**WHAT THIS TASK INVOLVES**
Go through the listing beneath this task and return every line that carries the string "JSON".

**RAW DATA**
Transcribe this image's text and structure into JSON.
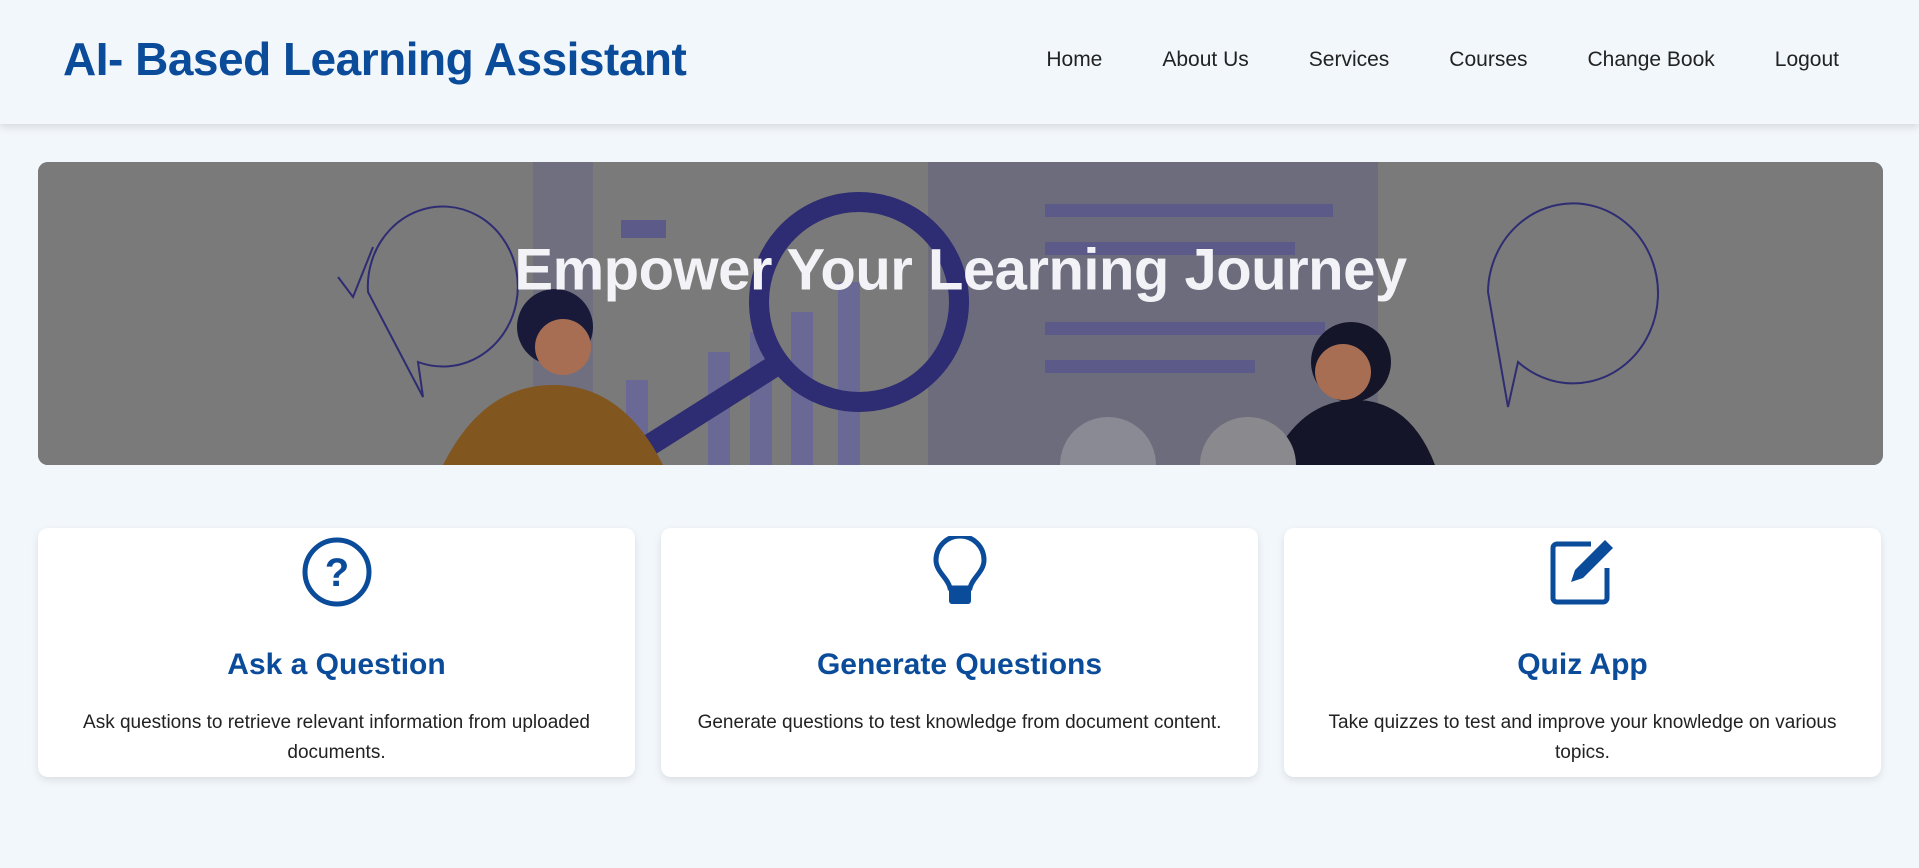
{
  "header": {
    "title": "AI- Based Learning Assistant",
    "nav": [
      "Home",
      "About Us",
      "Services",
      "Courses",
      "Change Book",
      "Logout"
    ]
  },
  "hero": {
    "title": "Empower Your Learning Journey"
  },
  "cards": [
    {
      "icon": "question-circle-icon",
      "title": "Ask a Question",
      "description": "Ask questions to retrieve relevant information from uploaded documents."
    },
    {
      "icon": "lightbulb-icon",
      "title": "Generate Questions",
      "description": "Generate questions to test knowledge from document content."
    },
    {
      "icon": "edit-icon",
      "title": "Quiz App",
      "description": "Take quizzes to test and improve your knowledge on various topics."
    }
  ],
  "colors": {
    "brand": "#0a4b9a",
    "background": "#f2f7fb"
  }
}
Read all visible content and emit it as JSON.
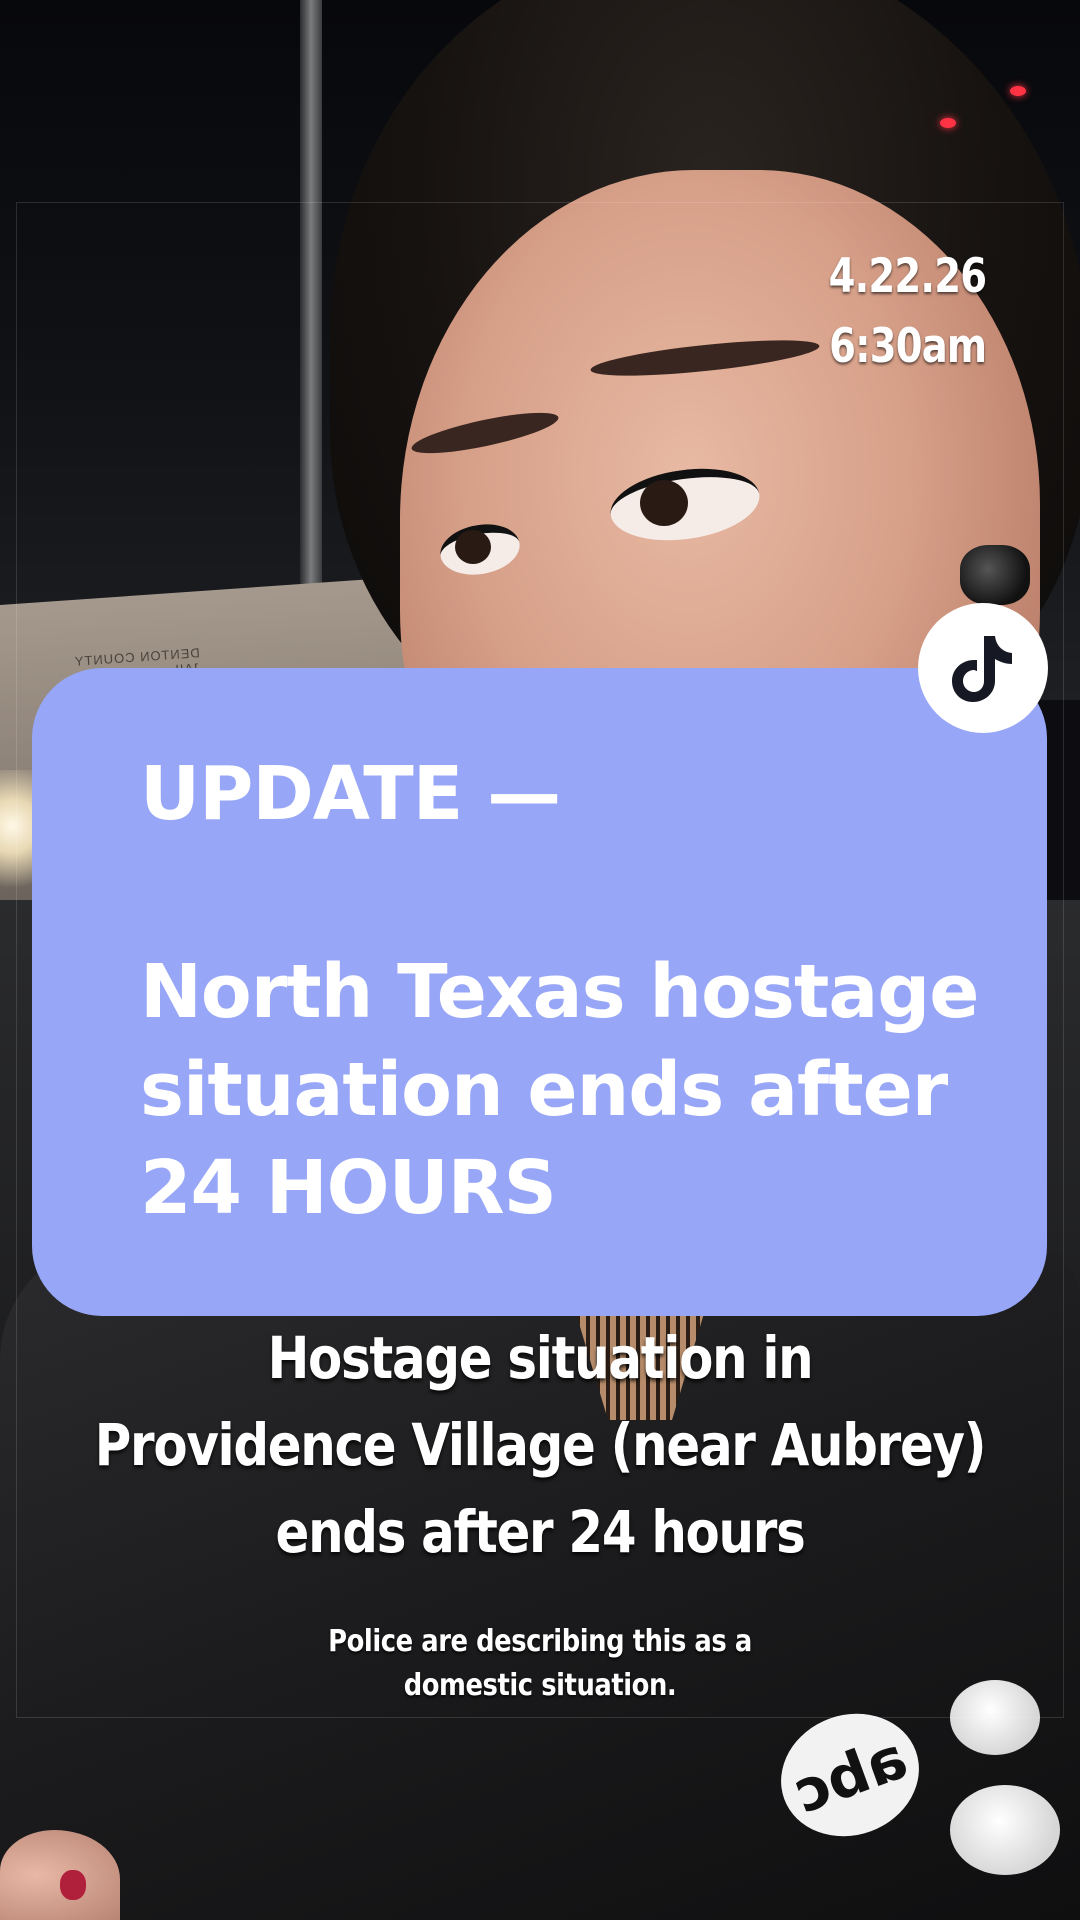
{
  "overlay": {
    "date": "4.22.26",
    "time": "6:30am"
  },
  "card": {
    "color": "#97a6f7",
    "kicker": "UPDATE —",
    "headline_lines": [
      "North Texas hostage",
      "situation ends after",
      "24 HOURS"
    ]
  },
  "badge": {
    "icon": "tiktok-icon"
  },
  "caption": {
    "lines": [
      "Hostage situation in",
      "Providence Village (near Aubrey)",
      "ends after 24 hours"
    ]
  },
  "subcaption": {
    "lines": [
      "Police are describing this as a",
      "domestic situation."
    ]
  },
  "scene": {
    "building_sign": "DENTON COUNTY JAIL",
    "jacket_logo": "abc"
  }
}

**WORKED SOLUTION**
Transcribe this image's text and structure into JSON.
Read all visible content and emit it as JSON.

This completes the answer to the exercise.